**Stated goal:** Copy every record exactly, and keep the pictures out.

**Supplied data:**
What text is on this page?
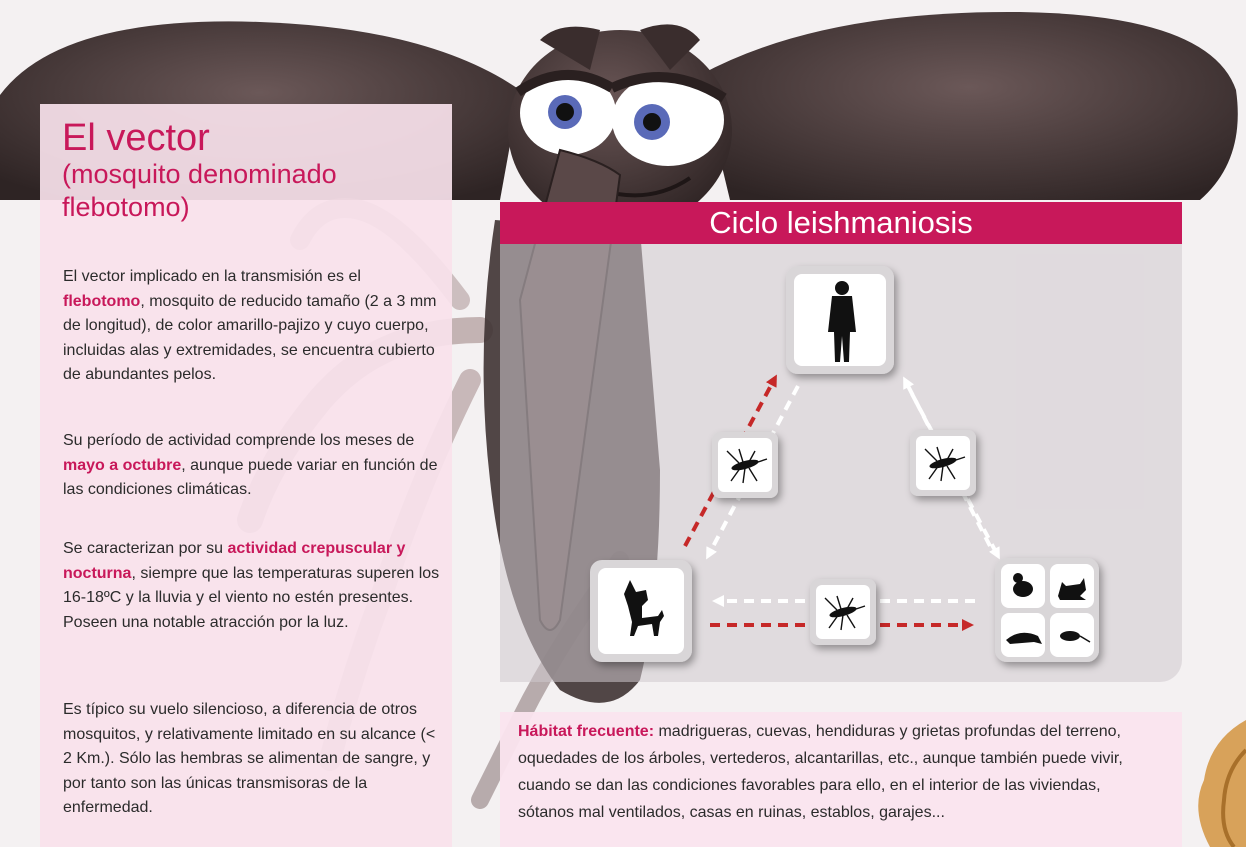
El vector
(mosquito denominado flebotomo)

El vector implicado en la transmisión es el flebotomo, mosquito de reducido tamaño (2 a 3 mm de longitud), de color amarillo-pajizo y cuyo cuerpo, incluidas alas y extremidades, se encuentra cubierto de abundantes pelos.

Su período de actividad comprende los meses de mayo a octubre, aunque puede variar en función de las condiciones climáticas.

Se caracterizan por su actividad crepuscular y nocturna, siempre que las temperaturas superen los 16-18ºC y la lluvia y el viento no estén presentes. Poseen una notable atracción por la luz.

Es típico su vuelo silencioso, a diferencia de otros mosquitos, y relativamente limitado en su alcance (< 2 Km.). Sólo las hembras se alimentan de sangre, y por tanto son las únicas transmisoras de la enfermedad.

Ciclo leishmaniosis

Hábitat frecuente: madrigueras, cuevas, hendiduras y grietas profundas del terreno, oquedades de los árboles, vertederos, alcantarillas, etc., aunque también puede vivir, cuando se dan las condiciones favorables para ello, en el interior de las viviendas, sótanos mal ventilados, casas en ruinas, establos, garajes...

**Written solution:**
What text is on this page?
El vector
(mosquito denominado flebotomo)

El vector implicado en la transmisión es el flebotomo, mosquito de reducido tamaño (2 a 3 mm de longitud), de color amarillo-pajizo y cuyo cuerpo, incluidas alas y extremidades, se encuentra cubierto de abundantes pelos.

Su período de actividad comprende los meses de mayo a octubre, aunque puede variar en función de las condiciones climáticas.

Se caracterizan por su actividad crepuscular y nocturna, siempre que las temperaturas superen los 16-18ºC y la lluvia y el viento no estén presentes. Poseen una notable atracción por la luz.

Es típico su vuelo silencioso, a diferencia de otros mosquitos, y relativamente limitado en su alcance (< 2 Km.). Sólo las hembras se alimentan de sangre, y por tanto son las únicas transmisoras de la enfermedad.

Ciclo leishmaniosis

Hábitat frecuente: madrigueras, cuevas, hendiduras y grietas profundas del terreno, oquedades de los árboles, vertederos, alcantarillas, etc., aunque también puede vivir, cuando se dan las condiciones favorables para ello, en el interior de las viviendas, sótanos mal ventilados, casas en ruinas, establos, garajes...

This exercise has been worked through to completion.